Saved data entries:

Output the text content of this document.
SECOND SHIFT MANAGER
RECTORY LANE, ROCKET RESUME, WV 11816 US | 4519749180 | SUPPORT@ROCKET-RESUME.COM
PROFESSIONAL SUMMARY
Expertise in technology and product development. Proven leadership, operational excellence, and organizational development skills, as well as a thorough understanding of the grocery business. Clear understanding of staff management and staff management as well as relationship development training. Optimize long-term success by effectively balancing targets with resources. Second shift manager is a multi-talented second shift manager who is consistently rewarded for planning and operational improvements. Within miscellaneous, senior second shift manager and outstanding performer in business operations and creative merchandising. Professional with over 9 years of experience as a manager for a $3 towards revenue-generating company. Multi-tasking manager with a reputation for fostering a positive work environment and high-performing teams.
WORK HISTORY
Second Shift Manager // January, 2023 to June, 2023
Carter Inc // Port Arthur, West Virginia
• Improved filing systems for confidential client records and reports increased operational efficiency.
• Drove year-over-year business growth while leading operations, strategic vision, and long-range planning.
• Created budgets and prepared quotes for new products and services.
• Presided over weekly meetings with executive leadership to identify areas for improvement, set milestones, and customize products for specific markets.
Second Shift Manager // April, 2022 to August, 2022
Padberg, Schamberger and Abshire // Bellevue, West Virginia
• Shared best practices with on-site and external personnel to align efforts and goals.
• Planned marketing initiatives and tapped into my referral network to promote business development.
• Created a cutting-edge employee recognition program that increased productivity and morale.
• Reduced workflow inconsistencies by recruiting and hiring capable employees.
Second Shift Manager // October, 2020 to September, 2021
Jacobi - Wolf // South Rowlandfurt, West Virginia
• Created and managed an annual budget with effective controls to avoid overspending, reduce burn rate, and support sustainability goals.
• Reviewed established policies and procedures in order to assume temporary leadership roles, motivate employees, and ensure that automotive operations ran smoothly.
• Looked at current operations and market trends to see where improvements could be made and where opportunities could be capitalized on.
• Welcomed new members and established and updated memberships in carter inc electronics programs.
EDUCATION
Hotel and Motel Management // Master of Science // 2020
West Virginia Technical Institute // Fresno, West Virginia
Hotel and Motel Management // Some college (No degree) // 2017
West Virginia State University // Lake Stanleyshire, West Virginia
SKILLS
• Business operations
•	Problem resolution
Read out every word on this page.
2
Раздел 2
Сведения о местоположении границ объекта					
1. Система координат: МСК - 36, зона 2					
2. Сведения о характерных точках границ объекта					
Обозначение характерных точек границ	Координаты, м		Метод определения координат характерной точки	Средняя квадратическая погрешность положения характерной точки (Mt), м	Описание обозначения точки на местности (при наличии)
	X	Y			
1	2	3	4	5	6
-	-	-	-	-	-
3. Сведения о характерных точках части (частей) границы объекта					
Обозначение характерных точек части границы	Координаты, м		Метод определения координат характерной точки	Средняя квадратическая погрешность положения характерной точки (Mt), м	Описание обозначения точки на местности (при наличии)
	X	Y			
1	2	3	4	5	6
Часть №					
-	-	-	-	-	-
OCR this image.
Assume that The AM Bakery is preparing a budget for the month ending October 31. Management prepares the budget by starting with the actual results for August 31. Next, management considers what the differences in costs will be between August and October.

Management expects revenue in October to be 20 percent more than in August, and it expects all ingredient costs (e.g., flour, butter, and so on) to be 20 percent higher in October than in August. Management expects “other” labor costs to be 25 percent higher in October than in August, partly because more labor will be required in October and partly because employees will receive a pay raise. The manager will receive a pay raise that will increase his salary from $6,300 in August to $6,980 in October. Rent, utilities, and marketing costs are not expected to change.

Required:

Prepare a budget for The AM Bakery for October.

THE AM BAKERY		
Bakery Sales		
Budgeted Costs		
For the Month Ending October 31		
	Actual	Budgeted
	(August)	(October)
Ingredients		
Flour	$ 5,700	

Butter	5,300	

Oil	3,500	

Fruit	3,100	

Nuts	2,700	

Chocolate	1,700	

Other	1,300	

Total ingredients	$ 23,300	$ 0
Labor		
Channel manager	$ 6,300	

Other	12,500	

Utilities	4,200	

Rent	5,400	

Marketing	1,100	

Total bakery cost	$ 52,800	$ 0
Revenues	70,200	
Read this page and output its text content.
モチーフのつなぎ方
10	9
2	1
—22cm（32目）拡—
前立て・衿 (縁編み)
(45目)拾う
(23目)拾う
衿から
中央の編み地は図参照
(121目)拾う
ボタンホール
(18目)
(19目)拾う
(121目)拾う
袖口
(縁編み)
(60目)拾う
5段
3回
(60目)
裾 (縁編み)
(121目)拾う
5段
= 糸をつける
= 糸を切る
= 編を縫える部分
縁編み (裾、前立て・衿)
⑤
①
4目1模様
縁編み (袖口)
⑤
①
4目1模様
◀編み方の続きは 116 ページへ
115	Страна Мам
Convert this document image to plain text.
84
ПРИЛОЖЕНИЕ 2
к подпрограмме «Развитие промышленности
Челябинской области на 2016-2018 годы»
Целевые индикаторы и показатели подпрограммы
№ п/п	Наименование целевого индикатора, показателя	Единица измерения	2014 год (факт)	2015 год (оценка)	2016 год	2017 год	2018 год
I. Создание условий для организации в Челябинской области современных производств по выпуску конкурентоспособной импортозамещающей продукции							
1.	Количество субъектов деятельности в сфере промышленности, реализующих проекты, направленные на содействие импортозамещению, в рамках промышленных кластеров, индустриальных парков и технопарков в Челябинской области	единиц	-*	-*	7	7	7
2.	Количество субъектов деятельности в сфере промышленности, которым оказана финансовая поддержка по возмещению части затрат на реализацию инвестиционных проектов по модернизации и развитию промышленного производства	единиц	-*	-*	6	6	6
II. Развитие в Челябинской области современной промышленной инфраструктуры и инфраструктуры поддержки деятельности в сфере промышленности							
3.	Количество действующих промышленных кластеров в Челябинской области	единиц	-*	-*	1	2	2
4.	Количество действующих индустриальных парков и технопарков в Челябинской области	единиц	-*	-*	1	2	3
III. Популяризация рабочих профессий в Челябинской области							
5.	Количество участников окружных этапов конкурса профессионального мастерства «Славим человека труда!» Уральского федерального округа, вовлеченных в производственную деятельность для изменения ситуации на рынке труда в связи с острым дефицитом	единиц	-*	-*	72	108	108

• **Instructions to follow**: Repeat the records above exactly.

• **Exercise result**:
Output the text content of this document.
SECOND SHIFT MANAGER
RECTORY LANE, ROCKET RESUME, WV 11816 US | 4519749180 | SUPPORT@ROCKET-RESUME.COM
PROFESSIONAL SUMMARY
Expertise in technology and product development. Proven leadership, operational excellence, and organizational development skills, as well as a thorough understanding of the grocery business. Clear understanding of staff management and staff management as well as relationship development training. Optimize long-term success by effectively balancing targets with resources. Second shift manager is a multi-talented second shift manager who is consistently rewarded for planning and operational improvements. Within miscellaneous, senior second shift manager and outstanding performer in business operations and creative merchandising. Professional with over 9 years of experience as a manager for a $3 towards revenue-generating company. Multi-tasking manager with a reputation for fostering a positive work environment and high-performing teams.
WORK HISTORY
Second Shift Manager // January, 2023 to June, 2023
Carter Inc // Port Arthur, West Virginia
• Improved filing systems for confidential client records and reports increased operational efficiency.
• Drove year-over-year business growth while leading operations, strategic vision, and long-range planning.
• Created budgets and prepared quotes for new products and services.
• Presided over weekly meetings with executive leadership to identify areas for improvement, set milestones, and customize products for specific markets.
Second Shift Manager // April, 2022 to August, 2022
Padberg, Schamberger and Abshire // Bellevue, West Virginia
• Shared best practices with on-site and external personnel to align efforts and goals.
• Planned marketing initiatives and tapped into my referral network to promote business development.
• Created a cutting-edge employee recognition program that increased productivity and morale.
• Reduced workflow inconsistencies by recruiting and hiring capable employees.
Second Shift Manager // October, 2020 to September, 2021
Jacobi - Wolf // South Rowlandfurt, West Virginia
• Created and managed an annual budget with effective controls to avoid overspending, reduce burn rate, and support sustainability goals.
• Reviewed established policies and procedures in order to assume temporary leadership roles, motivate employees, and ensure that automotive operations ran smoothly.
• Looked at current operations and market trends to see where improvements could be made and where opportunities could be capitalized on.
• Welcomed new members and established and updated memberships in carter inc electronics programs.
EDUCATION
Hotel and Motel Management // Master of Science // 2020
West Virginia Technical Institute // Fresno, West Virginia
Hotel and Motel Management // Some college (No degree) // 2017
West Virginia State University // Lake Stanleyshire, West Virginia
SKILLS
• Business operations
•	Problem resolution
Read out every word on this page.
2
Раздел 2
Сведения о местоположении границ объекта					
1. Система координат: МСК - 36, зона 2					
2. Сведения о характерных точках границ объекта					
Обозначение характерных точек границ	Координаты, м		Метод определения координат характерной точки	Средняя квадратическая погрешность положения характерной точки (Mt), м	Описание обозначения точки на местности (при наличии)
	X	Y			
1	2	3	4	5	6
-	-	-	-	-	-
3. Сведения о характерных точках части (частей) границы объекта					
Обозначение характерных точек части границы	Координаты, м		Метод определения координат характерной точки	Средняя квадратическая погрешность положения характерной точки (Mt), м	Описание обозначения точки на местности (при наличии)
	X	Y			
1	2	3	4	5	6
Часть №					
-	-	-	-	-	-
OCR this image.
Assume that The AM Bakery is preparing a budget for the month ending October 31. Management prepares the budget by starting with the actual results for August 31. Next, management considers what the differences in costs will be between August and October.

Management expects revenue in October to be 20 percent more than in August, and it expects all ingredient costs (e.g., flour, butter, and so on) to be 20 percent higher in October than in August. Management expects “other” labor costs to be 25 percent higher in October than in August, partly because more labor will be required in October and partly because employees will receive a pay raise. The manager will receive a pay raise that will increase his salary from $6,300 in August to $6,980 in October. Rent, utilities, and marketing costs are not expected to change.

Required:

Prepare a budget for The AM Bakery for October.

THE AM BAKERY		
Bakery Sales		
Budgeted Costs		
For the Month Ending October 31		
	Actual	Budgeted
	(August)	(October)
Ingredients		
Flour	$ 5,700	

Butter	5,300	

Oil	3,500	

Fruit	3,100	

Nuts	2,700	

Chocolate	1,700	

Other	1,300	

Total ingredients	$ 23,300	$ 0
Labor		
Channel manager	$ 6,300	

Other	12,500	

Utilities	4,200	

Rent	5,400	

Marketing	1,100	

Total bakery cost	$ 52,800	$ 0
Revenues	70,200	
Read this page and output its text content.
モチーフのつなぎ方
10	9
2	1
—22cm（32目）拡—
前立て・衿 (縁編み)
(45目)拾う
(23目)拾う
衿から
中央の編み地は図参照
(121目)拾う
ボタンホール
(18目)
(19目)拾う
(121目)拾う
袖口
(縁編み)
(60目)拾う
5段
3回
(60目)
裾 (縁編み)
(121目)拾う
5段
= 糸をつける
= 糸を切る
= 編を縫える部分
縁編み (裾、前立て・衿)
⑤
①
4目1模様
縁編み (袖口)
⑤
①
4目1模様
◀編み方の続きは 116 ページへ
115	Страна Мам
Convert this document image to plain text.
84
ПРИЛОЖЕНИЕ 2
к подпрограмме «Развитие промышленности
Челябинской области на 2016-2018 годы»
Целевые индикаторы и показатели подпрограммы
№ п/п	Наименование целевого индикатора, показателя	Единица измерения	2014 год (факт)	2015 год (оценка)	2016 год	2017 год	2018 год
I. Создание условий для организации в Челябинской области современных производств по выпуску конкурентоспособной импортозамещающей продукции							
1.	Количество субъектов деятельности в сфере промышленности, реализующих проекты, направленные на содействие импортозамещению, в рамках промышленных кластеров, индустриальных парков и технопарков в Челябинской области	единиц	-*	-*	7	7	7
2.	Количество субъектов деятельности в сфере промышленности, которым оказана финансовая поддержка по возмещению части затрат на реализацию инвестиционных проектов по модернизации и развитию промышленного производства	единиц	-*	-*	6	6	6
II. Развитие в Челябинской области современной промышленной инфраструктуры и инфраструктуры поддержки деятельности в сфере промышленности							
3.	Количество действующих промышленных кластеров в Челябинской области	единиц	-*	-*	1	2	2
4.	Количество действующих индустриальных парков и технопарков в Челябинской области	единиц	-*	-*	1	2	3
III. Популяризация рабочих профессий в Челябинской области							
5.	Количество участников окружных этапов конкурса профессионального мастерства «Славим человека труда!» Уральского федерального округа, вовлеченных в производственную деятельность для изменения ситуации на рынке труда в связи с острым дефицитом	единиц	-*	-*	72	108	108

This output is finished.